- _RECORD SET_:
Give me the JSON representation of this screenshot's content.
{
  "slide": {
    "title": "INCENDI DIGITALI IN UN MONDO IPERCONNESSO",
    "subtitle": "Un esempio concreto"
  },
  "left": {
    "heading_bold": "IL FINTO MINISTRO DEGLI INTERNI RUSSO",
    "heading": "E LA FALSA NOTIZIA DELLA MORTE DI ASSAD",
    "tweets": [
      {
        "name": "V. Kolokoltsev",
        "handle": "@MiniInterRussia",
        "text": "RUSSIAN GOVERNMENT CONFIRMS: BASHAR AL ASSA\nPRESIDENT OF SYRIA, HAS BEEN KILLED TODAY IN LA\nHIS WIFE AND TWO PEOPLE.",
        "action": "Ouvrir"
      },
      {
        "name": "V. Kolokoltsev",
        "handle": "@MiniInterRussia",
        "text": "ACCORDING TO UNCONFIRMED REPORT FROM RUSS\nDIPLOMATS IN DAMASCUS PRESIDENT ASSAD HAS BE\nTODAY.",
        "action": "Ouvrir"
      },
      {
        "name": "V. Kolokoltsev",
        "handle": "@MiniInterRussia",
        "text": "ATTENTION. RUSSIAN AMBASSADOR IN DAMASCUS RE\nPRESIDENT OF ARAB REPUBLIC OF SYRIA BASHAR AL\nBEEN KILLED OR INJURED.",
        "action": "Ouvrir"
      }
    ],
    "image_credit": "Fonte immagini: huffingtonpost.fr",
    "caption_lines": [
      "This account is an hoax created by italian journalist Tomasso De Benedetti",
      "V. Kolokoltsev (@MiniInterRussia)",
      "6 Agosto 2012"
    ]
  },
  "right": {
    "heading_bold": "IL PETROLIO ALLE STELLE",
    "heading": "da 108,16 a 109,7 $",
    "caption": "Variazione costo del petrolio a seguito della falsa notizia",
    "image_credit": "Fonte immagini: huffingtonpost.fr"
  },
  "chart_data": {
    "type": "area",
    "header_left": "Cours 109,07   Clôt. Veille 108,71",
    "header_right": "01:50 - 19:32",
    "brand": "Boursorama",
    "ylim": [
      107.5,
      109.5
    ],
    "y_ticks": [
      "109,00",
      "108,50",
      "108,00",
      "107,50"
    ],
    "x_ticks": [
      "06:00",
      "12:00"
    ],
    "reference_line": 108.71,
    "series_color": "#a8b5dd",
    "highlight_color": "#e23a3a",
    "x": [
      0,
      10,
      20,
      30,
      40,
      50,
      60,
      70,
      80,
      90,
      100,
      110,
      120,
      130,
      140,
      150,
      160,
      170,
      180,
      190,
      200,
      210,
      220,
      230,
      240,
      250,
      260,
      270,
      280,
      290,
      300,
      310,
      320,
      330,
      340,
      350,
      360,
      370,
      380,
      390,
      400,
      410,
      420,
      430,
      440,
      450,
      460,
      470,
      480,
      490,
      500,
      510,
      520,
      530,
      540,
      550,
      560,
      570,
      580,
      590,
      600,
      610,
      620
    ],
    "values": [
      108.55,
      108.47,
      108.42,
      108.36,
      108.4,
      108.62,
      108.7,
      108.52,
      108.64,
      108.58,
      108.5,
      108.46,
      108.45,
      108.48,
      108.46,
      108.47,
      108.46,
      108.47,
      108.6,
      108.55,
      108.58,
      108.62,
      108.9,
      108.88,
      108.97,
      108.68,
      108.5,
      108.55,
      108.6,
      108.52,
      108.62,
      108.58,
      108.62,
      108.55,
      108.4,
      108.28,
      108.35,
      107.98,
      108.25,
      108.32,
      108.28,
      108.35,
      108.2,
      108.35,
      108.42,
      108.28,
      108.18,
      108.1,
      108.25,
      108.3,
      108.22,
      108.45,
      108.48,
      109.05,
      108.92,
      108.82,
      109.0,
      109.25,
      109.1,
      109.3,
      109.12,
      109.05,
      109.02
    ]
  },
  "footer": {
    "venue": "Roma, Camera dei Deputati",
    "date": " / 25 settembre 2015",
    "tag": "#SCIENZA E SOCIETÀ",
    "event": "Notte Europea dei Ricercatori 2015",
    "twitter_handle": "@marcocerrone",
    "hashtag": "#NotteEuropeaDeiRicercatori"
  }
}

- _AIM_: Copy each entry exactly, with nothing added or dropped.

- _WRITTEN RESPONSE_:
Give me the JSON representation of this screenshot's content.
{
  "slide": {
    "title": "INCENDI DIGITALI IN UN MONDO IPERCONNESSO",
    "subtitle": "Un esempio concreto"
  },
  "left": {
    "heading_bold": "IL FINTO MINISTRO DEGLI INTERNI RUSSO",
    "heading": "E LA FALSA NOTIZIA DELLA MORTE DI ASSAD",
    "tweets": [
      {
        "name": "V. Kolokoltsev",
        "handle": "@MiniInterRussia",
        "text": "RUSSIAN GOVERNMENT CONFIRMS: BASHAR AL ASSA\nPRESIDENT OF SYRIA, HAS BEEN KILLED TODAY IN LA\nHIS WIFE AND TWO PEOPLE.",
        "action": "Ouvrir"
      },
      {
        "name": "V. Kolokoltsev",
        "handle": "@MiniInterRussia",
        "text": "ACCORDING TO UNCONFIRMED REPORT FROM RUSS\nDIPLOMATS IN DAMASCUS PRESIDENT ASSAD HAS BE\nTODAY.",
        "action": "Ouvrir"
      },
      {
        "name": "V. Kolokoltsev",
        "handle": "@MiniInterRussia",
        "text": "ATTENTION. RUSSIAN AMBASSADOR IN DAMASCUS RE\nPRESIDENT OF ARAB REPUBLIC OF SYRIA BASHAR AL\nBEEN KILLED OR INJURED.",
        "action": "Ouvrir"
      }
    ],
    "image_credit": "Fonte immagini: huffingtonpost.fr",
    "caption_lines": [
      "This account is an hoax created by italian journalist Tomasso De Benedetti",
      "V. Kolokoltsev (@MiniInterRussia)",
      "6 Agosto 2012"
    ]
  },
  "right": {
    "heading_bold": "IL PETROLIO ALLE STELLE",
    "heading": "da 108,16 a 109,7 $",
    "caption": "Variazione costo del petrolio a seguito della falsa notizia",
    "image_credit": "Fonte immagini: huffingtonpost.fr"
  },
  "chart_data": {
    "type": "area",
    "header_left": "Cours 109,07   Clôt. Veille 108,71",
    "header_right": "01:50 - 19:32",
    "brand": "Boursorama",
    "ylim": [
      107.5,
      109.5
    ],
    "y_ticks": [
      "109,00",
      "108,50",
      "108,00",
      "107,50"
    ],
    "x_ticks": [
      "06:00",
      "12:00"
    ],
    "reference_line": 108.71,
    "series_color": "#a8b5dd",
    "highlight_color": "#e23a3a",
    "x": [
      0,
      10,
      20,
      30,
      40,
      50,
      60,
      70,
      80,
      90,
      100,
      110,
      120,
      130,
      140,
      150,
      160,
      170,
      180,
      190,
      200,
      210,
      220,
      230,
      240,
      250,
      260,
      270,
      280,
      290,
      300,
      310,
      320,
      330,
      340,
      350,
      360,
      370,
      380,
      390,
      400,
      410,
      420,
      430,
      440,
      450,
      460,
      470,
      480,
      490,
      500,
      510,
      520,
      530,
      540,
      550,
      560,
      570,
      580,
      590,
      600,
      610,
      620
    ],
    "values": [
      108.55,
      108.47,
      108.42,
      108.36,
      108.4,
      108.62,
      108.7,
      108.52,
      108.64,
      108.58,
      108.5,
      108.46,
      108.45,
      108.48,
      108.46,
      108.47,
      108.46,
      108.47,
      108.6,
      108.55,
      108.58,
      108.62,
      108.9,
      108.88,
      108.97,
      108.68,
      108.5,
      108.55,
      108.6,
      108.52,
      108.62,
      108.58,
      108.62,
      108.55,
      108.4,
      108.28,
      108.35,
      107.98,
      108.25,
      108.32,
      108.28,
      108.35,
      108.2,
      108.35,
      108.42,
      108.28,
      108.18,
      108.1,
      108.25,
      108.3,
      108.22,
      108.45,
      108.48,
      109.05,
      108.92,
      108.82,
      109.0,
      109.25,
      109.1,
      109.3,
      109.12,
      109.05,
      109.02
    ]
  },
  "footer": {
    "venue": "Roma, Camera dei Deputati",
    "date": " / 25 settembre 2015",
    "tag": "#SCIENZA E SOCIETÀ",
    "event": "Notte Europea dei Ricercatori 2015",
    "twitter_handle": "@marcocerrone",
    "hashtag": "#NotteEuropeaDeiRicercatori"
  }
}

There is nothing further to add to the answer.